WHAT IS BEING ASKED
Will you write out all the entries below exactly?

_ _ _ _ _

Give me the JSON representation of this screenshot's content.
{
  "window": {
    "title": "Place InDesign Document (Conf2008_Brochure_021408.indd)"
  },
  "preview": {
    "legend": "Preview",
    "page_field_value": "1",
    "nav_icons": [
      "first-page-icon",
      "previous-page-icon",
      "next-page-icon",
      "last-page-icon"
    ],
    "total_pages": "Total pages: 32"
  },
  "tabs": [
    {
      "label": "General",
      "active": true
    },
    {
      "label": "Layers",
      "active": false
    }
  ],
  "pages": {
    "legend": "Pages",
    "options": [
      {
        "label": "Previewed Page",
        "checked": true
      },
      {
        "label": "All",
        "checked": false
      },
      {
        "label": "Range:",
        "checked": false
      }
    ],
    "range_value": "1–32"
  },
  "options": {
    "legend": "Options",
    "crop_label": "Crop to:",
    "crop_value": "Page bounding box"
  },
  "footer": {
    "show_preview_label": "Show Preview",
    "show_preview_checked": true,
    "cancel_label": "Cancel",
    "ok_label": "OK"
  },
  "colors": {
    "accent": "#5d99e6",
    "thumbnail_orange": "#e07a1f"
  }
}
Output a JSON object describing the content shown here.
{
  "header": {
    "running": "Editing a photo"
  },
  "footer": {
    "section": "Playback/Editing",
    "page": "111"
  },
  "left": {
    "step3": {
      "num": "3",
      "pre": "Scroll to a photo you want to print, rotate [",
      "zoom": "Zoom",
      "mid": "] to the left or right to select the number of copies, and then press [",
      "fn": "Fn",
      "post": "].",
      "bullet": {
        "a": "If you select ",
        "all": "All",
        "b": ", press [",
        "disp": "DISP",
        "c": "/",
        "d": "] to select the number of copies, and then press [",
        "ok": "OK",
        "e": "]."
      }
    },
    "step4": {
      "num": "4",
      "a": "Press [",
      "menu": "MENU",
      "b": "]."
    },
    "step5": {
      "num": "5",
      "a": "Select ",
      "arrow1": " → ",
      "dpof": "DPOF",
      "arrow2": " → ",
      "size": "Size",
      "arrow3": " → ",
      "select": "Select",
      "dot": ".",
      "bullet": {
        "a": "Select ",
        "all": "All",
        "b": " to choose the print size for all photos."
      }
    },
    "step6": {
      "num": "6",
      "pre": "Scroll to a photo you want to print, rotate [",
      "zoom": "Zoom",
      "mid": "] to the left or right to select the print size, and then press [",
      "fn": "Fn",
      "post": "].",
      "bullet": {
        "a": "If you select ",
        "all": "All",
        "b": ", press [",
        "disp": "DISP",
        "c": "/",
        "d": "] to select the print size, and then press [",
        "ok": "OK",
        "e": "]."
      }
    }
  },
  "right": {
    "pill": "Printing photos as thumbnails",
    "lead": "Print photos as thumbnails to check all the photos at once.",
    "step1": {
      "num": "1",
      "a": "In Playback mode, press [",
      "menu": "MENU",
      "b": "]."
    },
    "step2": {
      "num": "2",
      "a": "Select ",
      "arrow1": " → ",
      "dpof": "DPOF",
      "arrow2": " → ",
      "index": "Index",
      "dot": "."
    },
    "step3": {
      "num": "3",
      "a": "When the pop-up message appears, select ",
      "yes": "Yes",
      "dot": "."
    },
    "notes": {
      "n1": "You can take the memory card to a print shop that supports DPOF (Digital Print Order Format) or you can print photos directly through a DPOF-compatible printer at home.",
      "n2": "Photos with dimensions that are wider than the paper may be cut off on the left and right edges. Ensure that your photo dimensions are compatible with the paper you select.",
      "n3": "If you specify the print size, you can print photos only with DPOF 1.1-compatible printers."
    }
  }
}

_ _ _ _ _

TASK SOLUTION
Give me the JSON representation of this screenshot's content.
{
  "window": {
    "title": "Place InDesign Document (Conf2008_Brochure_021408.indd)"
  },
  "preview": {
    "legend": "Preview",
    "page_field_value": "1",
    "nav_icons": [
      "first-page-icon",
      "previous-page-icon",
      "next-page-icon",
      "last-page-icon"
    ],
    "total_pages": "Total pages: 32"
  },
  "tabs": [
    {
      "label": "General",
      "active": true
    },
    {
      "label": "Layers",
      "active": false
    }
  ],
  "pages": {
    "legend": "Pages",
    "options": [
      {
        "label": "Previewed Page",
        "checked": true
      },
      {
        "label": "All",
        "checked": false
      },
      {
        "label": "Range:",
        "checked": false
      }
    ],
    "range_value": "1–32"
  },
  "options": {
    "legend": "Options",
    "crop_label": "Crop to:",
    "crop_value": "Page bounding box"
  },
  "footer": {
    "show_preview_label": "Show Preview",
    "show_preview_checked": true,
    "cancel_label": "Cancel",
    "ok_label": "OK"
  },
  "colors": {
    "accent": "#5d99e6",
    "thumbnail_orange": "#e07a1f"
  }
}
Output a JSON object describing the content shown here.
{
  "header": {
    "running": "Editing a photo"
  },
  "footer": {
    "section": "Playback/Editing",
    "page": "111"
  },
  "left": {
    "step3": {
      "num": "3",
      "pre": "Scroll to a photo you want to print, rotate [",
      "zoom": "Zoom",
      "mid": "] to the left or right to select the number of copies, and then press [",
      "fn": "Fn",
      "post": "].",
      "bullet": {
        "a": "If you select ",
        "all": "All",
        "b": ", press [",
        "disp": "DISP",
        "c": "/",
        "d": "] to select the number of copies, and then press [",
        "ok": "OK",
        "e": "]."
      }
    },
    "step4": {
      "num": "4",
      "a": "Press [",
      "menu": "MENU",
      "b": "]."
    },
    "step5": {
      "num": "5",
      "a": "Select ",
      "arrow1": " → ",
      "dpof": "DPOF",
      "arrow2": " → ",
      "size": "Size",
      "arrow3": " → ",
      "select": "Select",
      "dot": ".",
      "bullet": {
        "a": "Select ",
        "all": "All",
        "b": " to choose the print size for all photos."
      }
    },
    "step6": {
      "num": "6",
      "pre": "Scroll to a photo you want to print, rotate [",
      "zoom": "Zoom",
      "mid": "] to the left or right to select the print size, and then press [",
      "fn": "Fn",
      "post": "].",
      "bullet": {
        "a": "If you select ",
        "all": "All",
        "b": ", press [",
        "disp": "DISP",
        "c": "/",
        "d": "] to select the print size, and then press [",
        "ok": "OK",
        "e": "]."
      }
    }
  },
  "right": {
    "pill": "Printing photos as thumbnails",
    "lead": "Print photos as thumbnails to check all the photos at once.",
    "step1": {
      "num": "1",
      "a": "In Playback mode, press [",
      "menu": "MENU",
      "b": "]."
    },
    "step2": {
      "num": "2",
      "a": "Select ",
      "arrow1": " → ",
      "dpof": "DPOF",
      "arrow2": " → ",
      "index": "Index",
      "dot": "."
    },
    "step3": {
      "num": "3",
      "a": "When the pop-up message appears, select ",
      "yes": "Yes",
      "dot": "."
    },
    "notes": {
      "n1": "You can take the memory card to a print shop that supports DPOF (Digital Print Order Format) or you can print photos directly through a DPOF-compatible printer at home.",
      "n2": "Photos with dimensions that are wider than the paper may be cut off on the left and right edges. Ensure that your photo dimensions are compatible with the paper you select.",
      "n3": "If you specify the print size, you can print photos only with DPOF 1.1-compatible printers."
    }
  }
}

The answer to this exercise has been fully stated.